Search the data for the string "this" and extract every line where it appears.

■ ■ ■ ■ ■ ■ ■

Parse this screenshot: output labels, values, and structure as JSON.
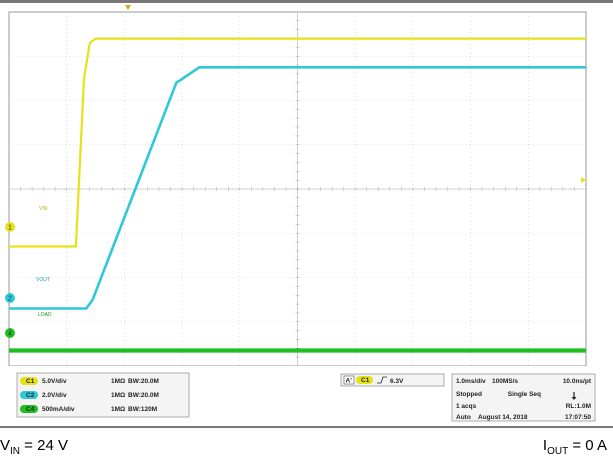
{
  "chart_data": {
    "type": "line",
    "x_divisions": 10,
    "y_divisions": 8,
    "channels": [
      {
        "id": "1",
        "name": "VIN",
        "color": "#e6e21a",
        "scale": "5.0V/div",
        "coupling": "1MΩ",
        "bw": "BW:20.0M",
        "trace_label": "VIN"
      },
      {
        "id": "2",
        "name": "VOUT",
        "color": "#2ec9d6",
        "scale": "2.0V/div",
        "coupling": "1MΩ",
        "bw": "BW:20.0M",
        "trace_label": "VOUT"
      },
      {
        "id": "4",
        "name": "LOAD",
        "color": "#1fbf1f",
        "scale": "500mA/div",
        "coupling": "1MΩ",
        "bw": "BW:120M",
        "trace_label": "LOAD"
      }
    ],
    "series": [
      {
        "name": "VIN",
        "x": [
          0,
          1.16,
          1.3,
          1.4,
          1.5,
          10
        ],
        "y": [
          -1.3,
          -1.3,
          2.5,
          3.3,
          3.4,
          3.4
        ]
      },
      {
        "name": "VOUT",
        "x": [
          0,
          1.34,
          1.45,
          2.9,
          3.3,
          10
        ],
        "y": [
          -2.7,
          -2.7,
          -2.5,
          2.4,
          2.75,
          2.75
        ]
      },
      {
        "name": "LOAD",
        "x": [
          0,
          10
        ],
        "y": [
          -3.65,
          -3.65
        ]
      }
    ],
    "trigger": {
      "source": "C1",
      "slope": "rising",
      "level": "6.3V"
    },
    "timebase": {
      "scale": "1.0ms/div",
      "sample_rate": "100MS/s",
      "resolution": "10.0ns/pt"
    },
    "acquisition": {
      "state": "Stopped",
      "mode": "Single Seq",
      "count": "1 acqs",
      "record_length": "RL:1.0M",
      "trigger_mode": "Auto",
      "date": "August 14, 2018",
      "time": "17:07:50"
    }
  },
  "captions": {
    "left": "V",
    "left_sub": "IN",
    "left_rest": " = 24 V",
    "right": "I",
    "right_sub": "OUT",
    "right_rest": " = 0 A"
  },
  "trigger_badge": {
    "a": "A'",
    "ch": "C1"
  },
  "markers": {
    "ch1": "1",
    "ch2": "2",
    "ch4": "4"
  }
}
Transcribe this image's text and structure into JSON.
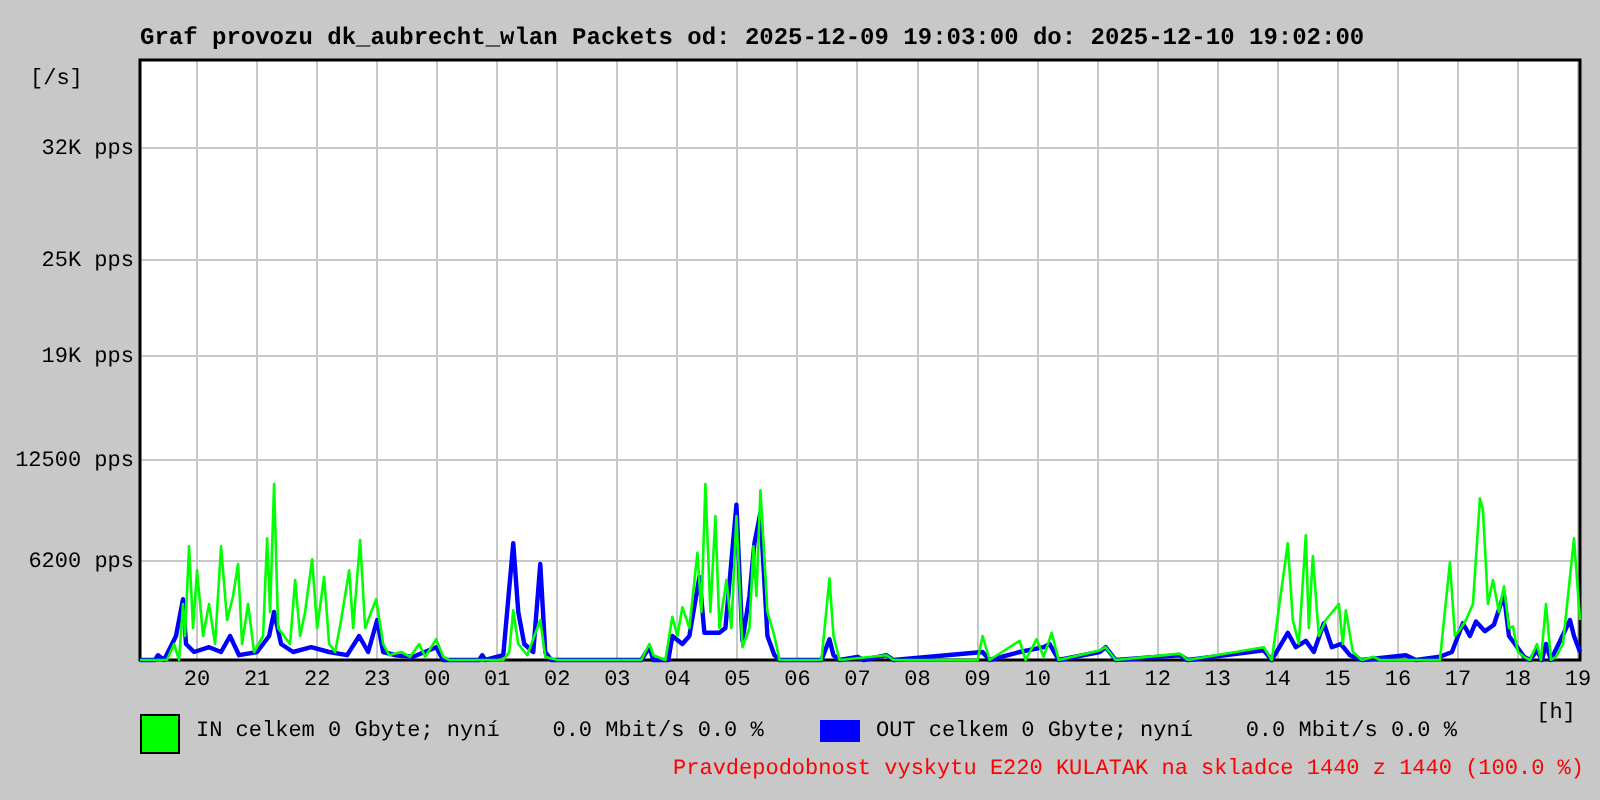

■ ■ ■ ■ ■ ■ ■

• _Solution_:
Parse this screenshot: output labels, values, and structure as JSON.
Transcribe this image's text and structure into JSON.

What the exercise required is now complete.